• **Requirements**: Write out the entries below once more, exactly.

• **Data provided**:
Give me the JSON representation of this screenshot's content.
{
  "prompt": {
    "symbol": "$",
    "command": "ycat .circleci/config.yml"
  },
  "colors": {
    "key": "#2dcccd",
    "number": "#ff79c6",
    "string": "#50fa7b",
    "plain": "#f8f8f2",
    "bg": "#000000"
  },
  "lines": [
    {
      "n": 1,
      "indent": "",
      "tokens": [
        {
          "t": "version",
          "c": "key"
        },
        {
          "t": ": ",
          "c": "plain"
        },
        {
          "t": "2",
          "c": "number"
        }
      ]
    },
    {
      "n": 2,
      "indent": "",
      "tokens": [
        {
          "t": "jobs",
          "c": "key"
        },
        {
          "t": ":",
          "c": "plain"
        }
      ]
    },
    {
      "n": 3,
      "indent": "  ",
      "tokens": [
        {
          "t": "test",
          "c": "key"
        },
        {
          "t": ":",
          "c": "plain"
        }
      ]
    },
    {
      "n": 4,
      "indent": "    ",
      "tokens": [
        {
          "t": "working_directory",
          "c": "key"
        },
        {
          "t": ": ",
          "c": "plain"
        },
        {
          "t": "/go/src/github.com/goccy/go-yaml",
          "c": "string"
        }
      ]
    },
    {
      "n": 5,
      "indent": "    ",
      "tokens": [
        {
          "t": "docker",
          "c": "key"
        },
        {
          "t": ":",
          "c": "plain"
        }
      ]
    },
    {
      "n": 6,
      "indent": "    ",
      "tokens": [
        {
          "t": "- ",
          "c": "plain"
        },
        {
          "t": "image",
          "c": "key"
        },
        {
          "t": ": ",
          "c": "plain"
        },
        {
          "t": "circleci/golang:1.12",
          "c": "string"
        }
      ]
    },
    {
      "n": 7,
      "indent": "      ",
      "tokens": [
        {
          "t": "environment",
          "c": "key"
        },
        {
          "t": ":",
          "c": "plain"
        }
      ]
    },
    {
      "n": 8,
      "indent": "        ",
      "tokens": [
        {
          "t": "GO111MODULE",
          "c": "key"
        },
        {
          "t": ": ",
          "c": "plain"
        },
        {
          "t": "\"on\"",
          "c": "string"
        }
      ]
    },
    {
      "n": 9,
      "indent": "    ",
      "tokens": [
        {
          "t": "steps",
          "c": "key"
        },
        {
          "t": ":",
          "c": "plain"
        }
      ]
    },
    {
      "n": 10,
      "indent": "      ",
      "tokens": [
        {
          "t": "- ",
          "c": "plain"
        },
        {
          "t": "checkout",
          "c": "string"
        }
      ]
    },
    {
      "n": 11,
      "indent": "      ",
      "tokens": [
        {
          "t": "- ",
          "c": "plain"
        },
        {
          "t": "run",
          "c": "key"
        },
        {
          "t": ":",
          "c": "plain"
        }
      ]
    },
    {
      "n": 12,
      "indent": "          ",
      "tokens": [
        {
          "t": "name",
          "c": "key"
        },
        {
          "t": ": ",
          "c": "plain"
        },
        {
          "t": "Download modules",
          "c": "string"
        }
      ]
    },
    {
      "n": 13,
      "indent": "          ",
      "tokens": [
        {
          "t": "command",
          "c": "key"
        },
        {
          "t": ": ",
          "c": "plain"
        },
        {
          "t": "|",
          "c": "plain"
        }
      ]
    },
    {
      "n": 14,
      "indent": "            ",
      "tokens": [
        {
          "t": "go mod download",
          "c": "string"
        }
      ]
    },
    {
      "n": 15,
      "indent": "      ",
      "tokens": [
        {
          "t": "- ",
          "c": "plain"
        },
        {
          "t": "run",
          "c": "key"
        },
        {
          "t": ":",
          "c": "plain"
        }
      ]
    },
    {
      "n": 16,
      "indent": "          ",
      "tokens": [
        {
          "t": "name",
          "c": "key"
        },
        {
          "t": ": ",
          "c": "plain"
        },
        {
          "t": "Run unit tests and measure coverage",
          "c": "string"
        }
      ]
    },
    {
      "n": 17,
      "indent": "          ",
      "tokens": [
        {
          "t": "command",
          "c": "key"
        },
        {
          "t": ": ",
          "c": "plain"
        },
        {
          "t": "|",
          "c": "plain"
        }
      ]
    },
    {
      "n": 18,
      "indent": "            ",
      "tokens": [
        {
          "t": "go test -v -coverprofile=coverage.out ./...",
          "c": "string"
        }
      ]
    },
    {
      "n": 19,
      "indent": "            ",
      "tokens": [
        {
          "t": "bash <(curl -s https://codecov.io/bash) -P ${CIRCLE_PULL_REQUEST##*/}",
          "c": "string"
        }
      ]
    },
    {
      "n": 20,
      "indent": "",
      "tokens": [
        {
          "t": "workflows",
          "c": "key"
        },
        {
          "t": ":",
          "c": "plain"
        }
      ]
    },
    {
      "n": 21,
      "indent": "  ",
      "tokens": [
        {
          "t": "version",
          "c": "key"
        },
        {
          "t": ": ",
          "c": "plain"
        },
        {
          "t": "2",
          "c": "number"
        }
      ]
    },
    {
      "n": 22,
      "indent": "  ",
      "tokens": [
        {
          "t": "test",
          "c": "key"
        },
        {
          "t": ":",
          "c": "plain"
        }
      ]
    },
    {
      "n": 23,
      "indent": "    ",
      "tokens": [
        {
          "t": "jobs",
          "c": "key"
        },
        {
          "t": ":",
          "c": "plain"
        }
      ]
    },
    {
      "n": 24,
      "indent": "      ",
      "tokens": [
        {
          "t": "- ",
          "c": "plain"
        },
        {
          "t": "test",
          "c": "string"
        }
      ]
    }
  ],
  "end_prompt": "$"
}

• **Answer to the problem**:
Give me the JSON representation of this screenshot's content.
{
  "prompt": {
    "symbol": "$",
    "command": "ycat .circleci/config.yml"
  },
  "colors": {
    "key": "#2dcccd",
    "number": "#ff79c6",
    "string": "#50fa7b",
    "plain": "#f8f8f2",
    "bg": "#000000"
  },
  "lines": [
    {
      "n": 1,
      "indent": "",
      "tokens": [
        {
          "t": "version",
          "c": "key"
        },
        {
          "t": ": ",
          "c": "plain"
        },
        {
          "t": "2",
          "c": "number"
        }
      ]
    },
    {
      "n": 2,
      "indent": "",
      "tokens": [
        {
          "t": "jobs",
          "c": "key"
        },
        {
          "t": ":",
          "c": "plain"
        }
      ]
    },
    {
      "n": 3,
      "indent": "  ",
      "tokens": [
        {
          "t": "test",
          "c": "key"
        },
        {
          "t": ":",
          "c": "plain"
        }
      ]
    },
    {
      "n": 4,
      "indent": "    ",
      "tokens": [
        {
          "t": "working_directory",
          "c": "key"
        },
        {
          "t": ": ",
          "c": "plain"
        },
        {
          "t": "/go/src/github.com/goccy/go-yaml",
          "c": "string"
        }
      ]
    },
    {
      "n": 5,
      "indent": "    ",
      "tokens": [
        {
          "t": "docker",
          "c": "key"
        },
        {
          "t": ":",
          "c": "plain"
        }
      ]
    },
    {
      "n": 6,
      "indent": "    ",
      "tokens": [
        {
          "t": "- ",
          "c": "plain"
        },
        {
          "t": "image",
          "c": "key"
        },
        {
          "t": ": ",
          "c": "plain"
        },
        {
          "t": "circleci/golang:1.12",
          "c": "string"
        }
      ]
    },
    {
      "n": 7,
      "indent": "      ",
      "tokens": [
        {
          "t": "environment",
          "c": "key"
        },
        {
          "t": ":",
          "c": "plain"
        }
      ]
    },
    {
      "n": 8,
      "indent": "        ",
      "tokens": [
        {
          "t": "GO111MODULE",
          "c": "key"
        },
        {
          "t": ": ",
          "c": "plain"
        },
        {
          "t": "\"on\"",
          "c": "string"
        }
      ]
    },
    {
      "n": 9,
      "indent": "    ",
      "tokens": [
        {
          "t": "steps",
          "c": "key"
        },
        {
          "t": ":",
          "c": "plain"
        }
      ]
    },
    {
      "n": 10,
      "indent": "      ",
      "tokens": [
        {
          "t": "- ",
          "c": "plain"
        },
        {
          "t": "checkout",
          "c": "string"
        }
      ]
    },
    {
      "n": 11,
      "indent": "      ",
      "tokens": [
        {
          "t": "- ",
          "c": "plain"
        },
        {
          "t": "run",
          "c": "key"
        },
        {
          "t": ":",
          "c": "plain"
        }
      ]
    },
    {
      "n": 12,
      "indent": "          ",
      "tokens": [
        {
          "t": "name",
          "c": "key"
        },
        {
          "t": ": ",
          "c": "plain"
        },
        {
          "t": "Download modules",
          "c": "string"
        }
      ]
    },
    {
      "n": 13,
      "indent": "          ",
      "tokens": [
        {
          "t": "command",
          "c": "key"
        },
        {
          "t": ": ",
          "c": "plain"
        },
        {
          "t": "|",
          "c": "plain"
        }
      ]
    },
    {
      "n": 14,
      "indent": "            ",
      "tokens": [
        {
          "t": "go mod download",
          "c": "string"
        }
      ]
    },
    {
      "n": 15,
      "indent": "      ",
      "tokens": [
        {
          "t": "- ",
          "c": "plain"
        },
        {
          "t": "run",
          "c": "key"
        },
        {
          "t": ":",
          "c": "plain"
        }
      ]
    },
    {
      "n": 16,
      "indent": "          ",
      "tokens": [
        {
          "t": "name",
          "c": "key"
        },
        {
          "t": ": ",
          "c": "plain"
        },
        {
          "t": "Run unit tests and measure coverage",
          "c": "string"
        }
      ]
    },
    {
      "n": 17,
      "indent": "          ",
      "tokens": [
        {
          "t": "command",
          "c": "key"
        },
        {
          "t": ": ",
          "c": "plain"
        },
        {
          "t": "|",
          "c": "plain"
        }
      ]
    },
    {
      "n": 18,
      "indent": "            ",
      "tokens": [
        {
          "t": "go test -v -coverprofile=coverage.out ./...",
          "c": "string"
        }
      ]
    },
    {
      "n": 19,
      "indent": "            ",
      "tokens": [
        {
          "t": "bash <(curl -s https://codecov.io/bash) -P ${CIRCLE_PULL_REQUEST##*/}",
          "c": "string"
        }
      ]
    },
    {
      "n": 20,
      "indent": "",
      "tokens": [
        {
          "t": "workflows",
          "c": "key"
        },
        {
          "t": ":",
          "c": "plain"
        }
      ]
    },
    {
      "n": 21,
      "indent": "  ",
      "tokens": [
        {
          "t": "version",
          "c": "key"
        },
        {
          "t": ": ",
          "c": "plain"
        },
        {
          "t": "2",
          "c": "number"
        }
      ]
    },
    {
      "n": 22,
      "indent": "  ",
      "tokens": [
        {
          "t": "test",
          "c": "key"
        },
        {
          "t": ":",
          "c": "plain"
        }
      ]
    },
    {
      "n": 23,
      "indent": "    ",
      "tokens": [
        {
          "t": "jobs",
          "c": "key"
        },
        {
          "t": ":",
          "c": "plain"
        }
      ]
    },
    {
      "n": 24,
      "indent": "      ",
      "tokens": [
        {
          "t": "- ",
          "c": "plain"
        },
        {
          "t": "test",
          "c": "string"
        }
      ]
    }
  ],
  "end_prompt": "$"
}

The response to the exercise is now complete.